REQUIRED WORK – Render the following material again verbatim, leaving nothing out.

Source records –
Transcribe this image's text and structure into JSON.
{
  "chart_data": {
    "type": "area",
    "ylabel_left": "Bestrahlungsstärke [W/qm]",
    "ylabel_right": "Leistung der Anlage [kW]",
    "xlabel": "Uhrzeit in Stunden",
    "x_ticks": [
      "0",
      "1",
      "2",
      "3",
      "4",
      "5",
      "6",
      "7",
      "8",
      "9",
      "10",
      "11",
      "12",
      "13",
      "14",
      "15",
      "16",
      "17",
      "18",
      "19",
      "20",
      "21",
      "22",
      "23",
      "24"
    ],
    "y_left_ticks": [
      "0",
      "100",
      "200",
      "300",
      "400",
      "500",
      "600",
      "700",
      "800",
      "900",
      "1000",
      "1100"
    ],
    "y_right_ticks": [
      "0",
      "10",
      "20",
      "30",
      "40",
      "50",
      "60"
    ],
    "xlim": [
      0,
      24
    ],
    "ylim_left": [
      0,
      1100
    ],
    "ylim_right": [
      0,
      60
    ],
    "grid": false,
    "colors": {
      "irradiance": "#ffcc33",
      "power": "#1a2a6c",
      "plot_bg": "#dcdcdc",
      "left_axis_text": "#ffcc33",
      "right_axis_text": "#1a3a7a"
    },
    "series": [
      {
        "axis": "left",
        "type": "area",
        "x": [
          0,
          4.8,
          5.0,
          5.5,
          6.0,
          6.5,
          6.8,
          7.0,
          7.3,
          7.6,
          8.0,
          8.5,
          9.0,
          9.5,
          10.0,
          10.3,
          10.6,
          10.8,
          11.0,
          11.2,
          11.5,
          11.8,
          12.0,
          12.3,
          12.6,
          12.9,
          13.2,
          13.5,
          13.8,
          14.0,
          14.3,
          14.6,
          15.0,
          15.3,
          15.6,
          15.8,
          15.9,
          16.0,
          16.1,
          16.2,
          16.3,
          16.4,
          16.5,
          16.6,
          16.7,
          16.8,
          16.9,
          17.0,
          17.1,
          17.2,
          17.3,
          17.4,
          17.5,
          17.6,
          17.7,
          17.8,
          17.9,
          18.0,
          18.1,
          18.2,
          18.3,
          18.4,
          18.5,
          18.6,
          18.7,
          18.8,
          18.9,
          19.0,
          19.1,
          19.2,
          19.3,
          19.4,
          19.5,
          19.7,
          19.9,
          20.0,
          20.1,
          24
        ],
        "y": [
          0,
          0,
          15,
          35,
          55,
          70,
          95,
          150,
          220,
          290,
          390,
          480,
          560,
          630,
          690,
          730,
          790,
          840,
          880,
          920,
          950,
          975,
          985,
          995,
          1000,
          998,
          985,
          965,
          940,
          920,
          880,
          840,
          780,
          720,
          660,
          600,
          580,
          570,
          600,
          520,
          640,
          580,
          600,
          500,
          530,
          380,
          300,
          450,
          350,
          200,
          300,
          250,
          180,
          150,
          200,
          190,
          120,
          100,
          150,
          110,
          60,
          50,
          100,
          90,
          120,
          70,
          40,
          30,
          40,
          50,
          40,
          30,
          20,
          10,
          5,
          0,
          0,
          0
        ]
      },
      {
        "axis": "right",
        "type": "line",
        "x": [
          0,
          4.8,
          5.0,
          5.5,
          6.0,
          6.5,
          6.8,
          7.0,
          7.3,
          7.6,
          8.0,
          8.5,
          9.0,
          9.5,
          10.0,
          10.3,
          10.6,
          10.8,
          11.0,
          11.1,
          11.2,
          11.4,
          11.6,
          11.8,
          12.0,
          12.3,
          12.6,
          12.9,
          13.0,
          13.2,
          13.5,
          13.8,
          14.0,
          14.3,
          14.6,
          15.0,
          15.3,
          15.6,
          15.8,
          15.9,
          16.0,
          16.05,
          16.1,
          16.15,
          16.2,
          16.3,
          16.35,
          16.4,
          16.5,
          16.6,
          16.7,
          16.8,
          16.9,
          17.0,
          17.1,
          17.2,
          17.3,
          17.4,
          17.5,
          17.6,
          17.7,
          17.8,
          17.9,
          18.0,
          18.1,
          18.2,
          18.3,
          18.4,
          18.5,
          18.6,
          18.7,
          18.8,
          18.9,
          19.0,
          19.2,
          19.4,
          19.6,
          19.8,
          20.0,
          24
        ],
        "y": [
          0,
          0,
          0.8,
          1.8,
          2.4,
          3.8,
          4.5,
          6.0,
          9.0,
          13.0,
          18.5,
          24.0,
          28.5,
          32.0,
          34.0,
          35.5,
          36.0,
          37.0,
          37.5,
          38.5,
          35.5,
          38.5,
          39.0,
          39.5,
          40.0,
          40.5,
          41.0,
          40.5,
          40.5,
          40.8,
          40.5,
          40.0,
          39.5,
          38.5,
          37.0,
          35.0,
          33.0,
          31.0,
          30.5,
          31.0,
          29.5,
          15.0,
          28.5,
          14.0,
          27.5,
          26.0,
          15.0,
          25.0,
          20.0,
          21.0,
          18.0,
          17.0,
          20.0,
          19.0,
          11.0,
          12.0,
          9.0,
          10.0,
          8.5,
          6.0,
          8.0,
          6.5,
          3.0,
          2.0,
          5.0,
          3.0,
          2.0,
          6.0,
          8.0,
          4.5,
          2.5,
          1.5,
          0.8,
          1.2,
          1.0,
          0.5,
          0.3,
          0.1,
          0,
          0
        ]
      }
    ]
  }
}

RESULT OF THE TASK –
Transcribe this image's text and structure into JSON.
{
  "chart_data": {
    "type": "area",
    "ylabel_left": "Bestrahlungsstärke [W/qm]",
    "ylabel_right": "Leistung der Anlage [kW]",
    "xlabel": "Uhrzeit in Stunden",
    "x_ticks": [
      "0",
      "1",
      "2",
      "3",
      "4",
      "5",
      "6",
      "7",
      "8",
      "9",
      "10",
      "11",
      "12",
      "13",
      "14",
      "15",
      "16",
      "17",
      "18",
      "19",
      "20",
      "21",
      "22",
      "23",
      "24"
    ],
    "y_left_ticks": [
      "0",
      "100",
      "200",
      "300",
      "400",
      "500",
      "600",
      "700",
      "800",
      "900",
      "1000",
      "1100"
    ],
    "y_right_ticks": [
      "0",
      "10",
      "20",
      "30",
      "40",
      "50",
      "60"
    ],
    "xlim": [
      0,
      24
    ],
    "ylim_left": [
      0,
      1100
    ],
    "ylim_right": [
      0,
      60
    ],
    "grid": false,
    "colors": {
      "irradiance": "#ffcc33",
      "power": "#1a2a6c",
      "plot_bg": "#dcdcdc",
      "left_axis_text": "#ffcc33",
      "right_axis_text": "#1a3a7a"
    },
    "series": [
      {
        "axis": "left",
        "type": "area",
        "x": [
          0,
          4.8,
          5.0,
          5.5,
          6.0,
          6.5,
          6.8,
          7.0,
          7.3,
          7.6,
          8.0,
          8.5,
          9.0,
          9.5,
          10.0,
          10.3,
          10.6,
          10.8,
          11.0,
          11.2,
          11.5,
          11.8,
          12.0,
          12.3,
          12.6,
          12.9,
          13.2,
          13.5,
          13.8,
          14.0,
          14.3,
          14.6,
          15.0,
          15.3,
          15.6,
          15.8,
          15.9,
          16.0,
          16.1,
          16.2,
          16.3,
          16.4,
          16.5,
          16.6,
          16.7,
          16.8,
          16.9,
          17.0,
          17.1,
          17.2,
          17.3,
          17.4,
          17.5,
          17.6,
          17.7,
          17.8,
          17.9,
          18.0,
          18.1,
          18.2,
          18.3,
          18.4,
          18.5,
          18.6,
          18.7,
          18.8,
          18.9,
          19.0,
          19.1,
          19.2,
          19.3,
          19.4,
          19.5,
          19.7,
          19.9,
          20.0,
          20.1,
          24
        ],
        "y": [
          0,
          0,
          15,
          35,
          55,
          70,
          95,
          150,
          220,
          290,
          390,
          480,
          560,
          630,
          690,
          730,
          790,
          840,
          880,
          920,
          950,
          975,
          985,
          995,
          1000,
          998,
          985,
          965,
          940,
          920,
          880,
          840,
          780,
          720,
          660,
          600,
          580,
          570,
          600,
          520,
          640,
          580,
          600,
          500,
          530,
          380,
          300,
          450,
          350,
          200,
          300,
          250,
          180,
          150,
          200,
          190,
          120,
          100,
          150,
          110,
          60,
          50,
          100,
          90,
          120,
          70,
          40,
          30,
          40,
          50,
          40,
          30,
          20,
          10,
          5,
          0,
          0,
          0
        ]
      },
      {
        "axis": "right",
        "type": "line",
        "x": [
          0,
          4.8,
          5.0,
          5.5,
          6.0,
          6.5,
          6.8,
          7.0,
          7.3,
          7.6,
          8.0,
          8.5,
          9.0,
          9.5,
          10.0,
          10.3,
          10.6,
          10.8,
          11.0,
          11.1,
          11.2,
          11.4,
          11.6,
          11.8,
          12.0,
          12.3,
          12.6,
          12.9,
          13.0,
          13.2,
          13.5,
          13.8,
          14.0,
          14.3,
          14.6,
          15.0,
          15.3,
          15.6,
          15.8,
          15.9,
          16.0,
          16.05,
          16.1,
          16.15,
          16.2,
          16.3,
          16.35,
          16.4,
          16.5,
          16.6,
          16.7,
          16.8,
          16.9,
          17.0,
          17.1,
          17.2,
          17.3,
          17.4,
          17.5,
          17.6,
          17.7,
          17.8,
          17.9,
          18.0,
          18.1,
          18.2,
          18.3,
          18.4,
          18.5,
          18.6,
          18.7,
          18.8,
          18.9,
          19.0,
          19.2,
          19.4,
          19.6,
          19.8,
          20.0,
          24
        ],
        "y": [
          0,
          0,
          0.8,
          1.8,
          2.4,
          3.8,
          4.5,
          6.0,
          9.0,
          13.0,
          18.5,
          24.0,
          28.5,
          32.0,
          34.0,
          35.5,
          36.0,
          37.0,
          37.5,
          38.5,
          35.5,
          38.5,
          39.0,
          39.5,
          40.0,
          40.5,
          41.0,
          40.5,
          40.5,
          40.8,
          40.5,
          40.0,
          39.5,
          38.5,
          37.0,
          35.0,
          33.0,
          31.0,
          30.5,
          31.0,
          29.5,
          15.0,
          28.5,
          14.0,
          27.5,
          26.0,
          15.0,
          25.0,
          20.0,
          21.0,
          18.0,
          17.0,
          20.0,
          19.0,
          11.0,
          12.0,
          9.0,
          10.0,
          8.5,
          6.0,
          8.0,
          6.5,
          3.0,
          2.0,
          5.0,
          3.0,
          2.0,
          6.0,
          8.0,
          4.5,
          2.5,
          1.5,
          0.8,
          1.2,
          1.0,
          0.5,
          0.3,
          0.1,
          0,
          0
        ]
      }
    ]
  }
}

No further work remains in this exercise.